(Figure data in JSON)
◇ ◇ ◇

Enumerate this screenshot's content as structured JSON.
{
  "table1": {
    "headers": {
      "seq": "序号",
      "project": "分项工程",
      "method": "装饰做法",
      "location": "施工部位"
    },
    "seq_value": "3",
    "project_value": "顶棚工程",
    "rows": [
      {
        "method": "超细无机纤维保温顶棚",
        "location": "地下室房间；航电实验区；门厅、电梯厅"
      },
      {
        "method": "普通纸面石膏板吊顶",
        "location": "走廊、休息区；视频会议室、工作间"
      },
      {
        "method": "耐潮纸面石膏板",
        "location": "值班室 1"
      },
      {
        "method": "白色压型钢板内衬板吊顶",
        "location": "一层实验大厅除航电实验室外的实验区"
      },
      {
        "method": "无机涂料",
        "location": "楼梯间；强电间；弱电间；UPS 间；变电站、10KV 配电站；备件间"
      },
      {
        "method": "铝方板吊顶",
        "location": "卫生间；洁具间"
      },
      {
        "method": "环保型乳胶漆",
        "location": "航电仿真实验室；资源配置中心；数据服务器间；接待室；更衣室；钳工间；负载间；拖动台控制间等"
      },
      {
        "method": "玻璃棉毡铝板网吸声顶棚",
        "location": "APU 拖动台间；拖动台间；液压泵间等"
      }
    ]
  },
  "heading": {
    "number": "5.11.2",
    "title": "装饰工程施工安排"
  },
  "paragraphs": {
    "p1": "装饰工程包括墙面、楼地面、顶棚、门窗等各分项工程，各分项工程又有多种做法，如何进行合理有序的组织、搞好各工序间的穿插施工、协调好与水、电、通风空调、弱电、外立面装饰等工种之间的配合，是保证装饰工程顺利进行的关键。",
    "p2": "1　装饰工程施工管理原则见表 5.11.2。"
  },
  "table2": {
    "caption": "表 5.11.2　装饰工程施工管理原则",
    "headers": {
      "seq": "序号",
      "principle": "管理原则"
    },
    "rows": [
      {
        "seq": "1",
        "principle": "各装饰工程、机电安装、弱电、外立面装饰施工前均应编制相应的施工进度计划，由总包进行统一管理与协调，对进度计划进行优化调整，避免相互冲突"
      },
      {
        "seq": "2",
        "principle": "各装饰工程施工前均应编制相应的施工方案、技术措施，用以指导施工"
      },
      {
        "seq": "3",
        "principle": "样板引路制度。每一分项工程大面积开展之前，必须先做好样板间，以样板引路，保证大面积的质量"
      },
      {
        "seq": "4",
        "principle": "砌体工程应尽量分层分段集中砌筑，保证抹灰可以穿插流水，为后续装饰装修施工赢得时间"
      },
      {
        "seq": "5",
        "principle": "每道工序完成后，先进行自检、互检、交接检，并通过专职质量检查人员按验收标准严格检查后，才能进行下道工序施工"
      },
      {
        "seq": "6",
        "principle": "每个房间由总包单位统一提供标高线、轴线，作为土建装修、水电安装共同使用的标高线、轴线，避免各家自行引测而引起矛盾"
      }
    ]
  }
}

◇ ◇ ◇

| CHALLENGE |
How many lines of the data hold the string "method"? Reply with the number alone.

| SOLUTION |
9